Write out each line of the material again, word for word.

▶ **Data rows**:
----------

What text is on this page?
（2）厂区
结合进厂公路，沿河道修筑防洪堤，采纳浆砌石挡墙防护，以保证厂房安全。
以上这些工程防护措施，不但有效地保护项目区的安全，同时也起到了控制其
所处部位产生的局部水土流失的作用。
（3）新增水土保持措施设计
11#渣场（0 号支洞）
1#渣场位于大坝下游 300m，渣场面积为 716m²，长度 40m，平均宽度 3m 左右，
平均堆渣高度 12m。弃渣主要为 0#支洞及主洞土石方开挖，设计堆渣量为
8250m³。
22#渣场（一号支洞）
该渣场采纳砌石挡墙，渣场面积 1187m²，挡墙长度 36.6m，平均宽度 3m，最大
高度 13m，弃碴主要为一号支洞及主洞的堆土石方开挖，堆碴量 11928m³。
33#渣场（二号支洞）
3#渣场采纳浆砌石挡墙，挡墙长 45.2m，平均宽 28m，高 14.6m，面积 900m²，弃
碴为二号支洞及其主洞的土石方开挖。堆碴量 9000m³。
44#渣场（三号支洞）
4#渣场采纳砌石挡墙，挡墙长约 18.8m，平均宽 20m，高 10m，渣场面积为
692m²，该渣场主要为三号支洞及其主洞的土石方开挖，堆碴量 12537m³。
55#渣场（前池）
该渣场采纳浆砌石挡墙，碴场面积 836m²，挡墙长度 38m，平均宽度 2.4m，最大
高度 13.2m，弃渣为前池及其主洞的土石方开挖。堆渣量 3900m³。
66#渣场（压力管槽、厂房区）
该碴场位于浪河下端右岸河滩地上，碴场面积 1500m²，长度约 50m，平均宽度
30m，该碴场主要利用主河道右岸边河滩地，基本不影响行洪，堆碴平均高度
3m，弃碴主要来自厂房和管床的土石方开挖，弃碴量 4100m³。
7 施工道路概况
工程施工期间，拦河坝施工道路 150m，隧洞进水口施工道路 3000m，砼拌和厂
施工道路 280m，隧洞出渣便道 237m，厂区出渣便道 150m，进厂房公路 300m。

----------

▶ **Finished task**:
What text is on this page?
（2）厂区
结合进厂公路，沿河道修筑防洪堤，采纳浆砌石挡墙防护，以保证厂房安全。
以上这些工程防护措施，不但有效地保护项目区的安全，同时也起到了控制其
所处部位产生的局部水土流失的作用。
（3）新增水土保持措施设计
11#渣场（0 号支洞）
1#渣场位于大坝下游 300m，渣场面积为 716m²，长度 40m，平均宽度 3m 左右，
平均堆渣高度 12m。弃渣主要为 0#支洞及主洞土石方开挖，设计堆渣量为
8250m³。
22#渣场（一号支洞）
该渣场采纳砌石挡墙，渣场面积 1187m²，挡墙长度 36.6m，平均宽度 3m，最大
高度 13m，弃碴主要为一号支洞及主洞的堆土石方开挖，堆碴量 11928m³。
33#渣场（二号支洞）
3#渣场采纳浆砌石挡墙，挡墙长 45.2m，平均宽 28m，高 14.6m，面积 900m²，弃
碴为二号支洞及其主洞的土石方开挖。堆碴量 9000m³。
44#渣场（三号支洞）
4#渣场采纳砌石挡墙，挡墙长约 18.8m，平均宽 20m，高 10m，渣场面积为
692m²，该渣场主要为三号支洞及其主洞的土石方开挖，堆碴量 12537m³。
55#渣场（前池）
该渣场采纳浆砌石挡墙，碴场面积 836m²，挡墙长度 38m，平均宽度 2.4m，最大
高度 13.2m，弃渣为前池及其主洞的土石方开挖。堆渣量 3900m³。
66#渣场（压力管槽、厂房区）
该碴场位于浪河下端右岸河滩地上，碴场面积 1500m²，长度约 50m，平均宽度
30m，该碴场主要利用主河道右岸边河滩地，基本不影响行洪，堆碴平均高度
3m，弃碴主要来自厂房和管床的土石方开挖，弃碴量 4100m³。
7 施工道路概况
工程施工期间，拦河坝施工道路 150m，隧洞进水口施工道路 3000m，砼拌和厂
施工道路 280m，隧洞出渣便道 237m，厂区出渣便道 150m，进厂房公路 300m。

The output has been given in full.